A. The Bible as Guide in Life and Liturgy (Sunday Readings)

B. Reflection & Dialogue: Mystery of the Blessed Trinity and Mystery of the Church

The Bible as Guide in Life and Liturgy (Sunday Readings)

Theme of today’s liturgy. Today we celebrate the feast of the Most Holy Trinity. It is a mystery that to some might look awesome, far removed from weak mortals’ quest of salvation. The theme of the awesome and the Holy has been been a matter of deep reflection for sages and philosophers over many years – the Holy, the otherworldly power away beyond the human mind, what is referred to as “the Wholly Other”. One noted philosopher and writer, Rudolf Otto, called this (in Latin) Mysterium tremendum et fascinans, the awesome yet fascinating mystery, the mystery before which one trembles but is yet attracted to it. These statements had, and have, to do with the history of religions and religious psychology, but in their own way have a bearing on the Old Testament presentation of the God of Israel, whose person and presence with Israel can at times be seen as awesome.

Given information:

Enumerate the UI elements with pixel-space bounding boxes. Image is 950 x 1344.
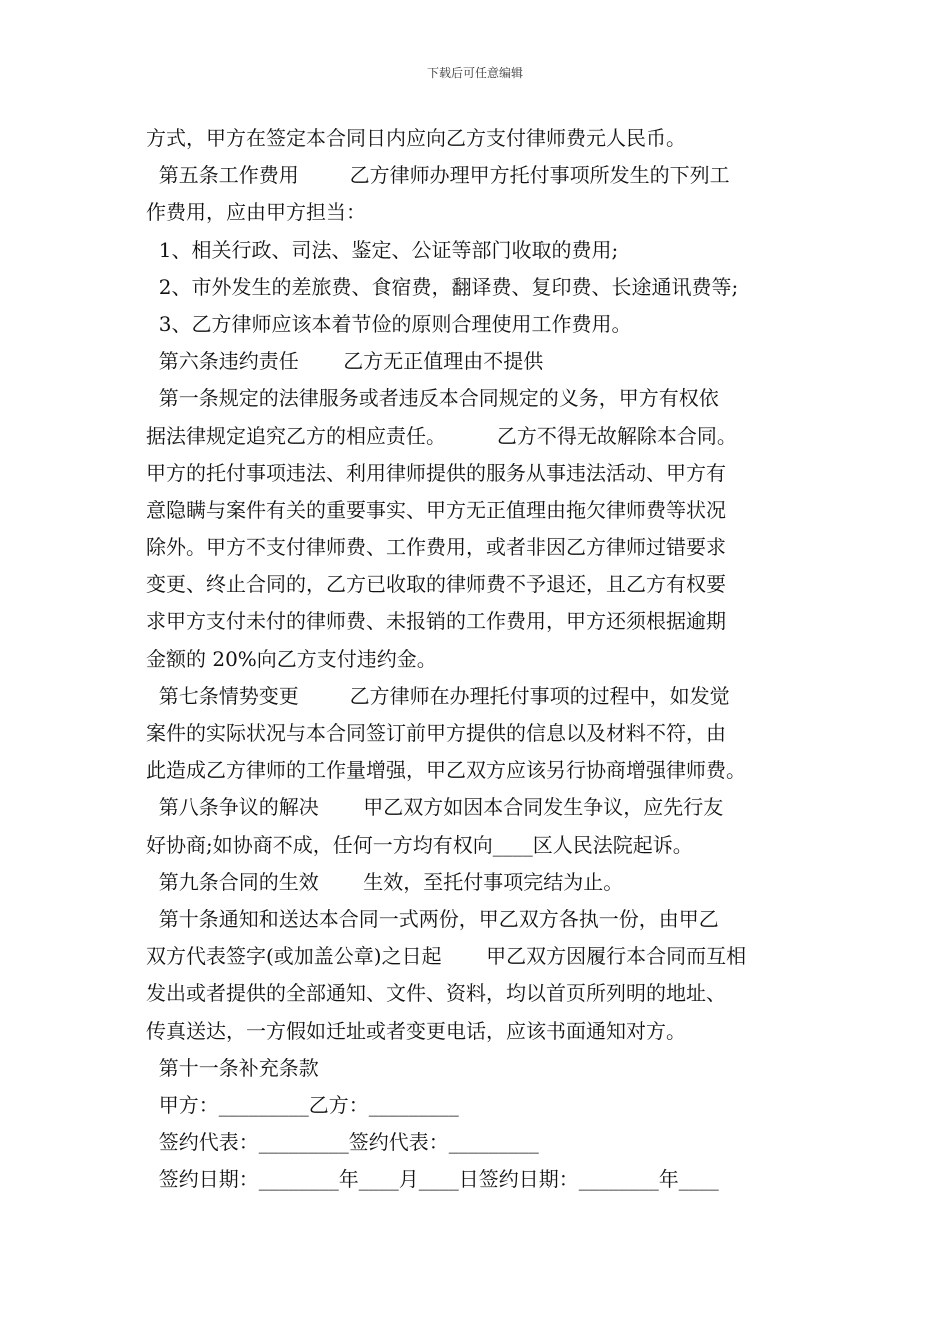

Tasks for this exercise:
1. Print the Trinity passage from "Theme of today’s" up to and including "seen as awesome.".
2. Summarize the Trinity passage in two sentences.
The data has no connection to the Trinity passage.

Exercise results:
1.
Theme of today’s liturgy. Today we celebrate the feast of the Most Holy Trinity. It is a mystery that to some might look awesome, far removed from weak mortals’ quest of salvation. The theme of the awesome and the Holy has been been a matter of deep reflection for sages and philosophers over many years – the Holy, the otherworldly power away beyond the human mind, what is referred to as “the Wholly Other”. One noted philosopher and writer, Rudolf Otto, called this (in Latin) Mysterium tremendum et fascinans, the awesome yet fascinating mystery, the mystery before which one trembles but is yet attracted to it. These statements had, and have, to do with the history of religions and religious psychology, but in their own way have a bearing on the Old Testament presentation of the God of Israel, whose person and presence with Israel can at times be seen as awesome.

2. Today's liturgy celebrates the feast of the Most Holy Trinity, a mystery that to some might look awesome and far removed from the human quest of salvation. The philosopher Rudolf Otto called the Holy an awesome yet fascinating mystery, and such reflections also bear on the Old Testament presentation of the God of Israel, whose presence with Israel can at times be seen as awesome.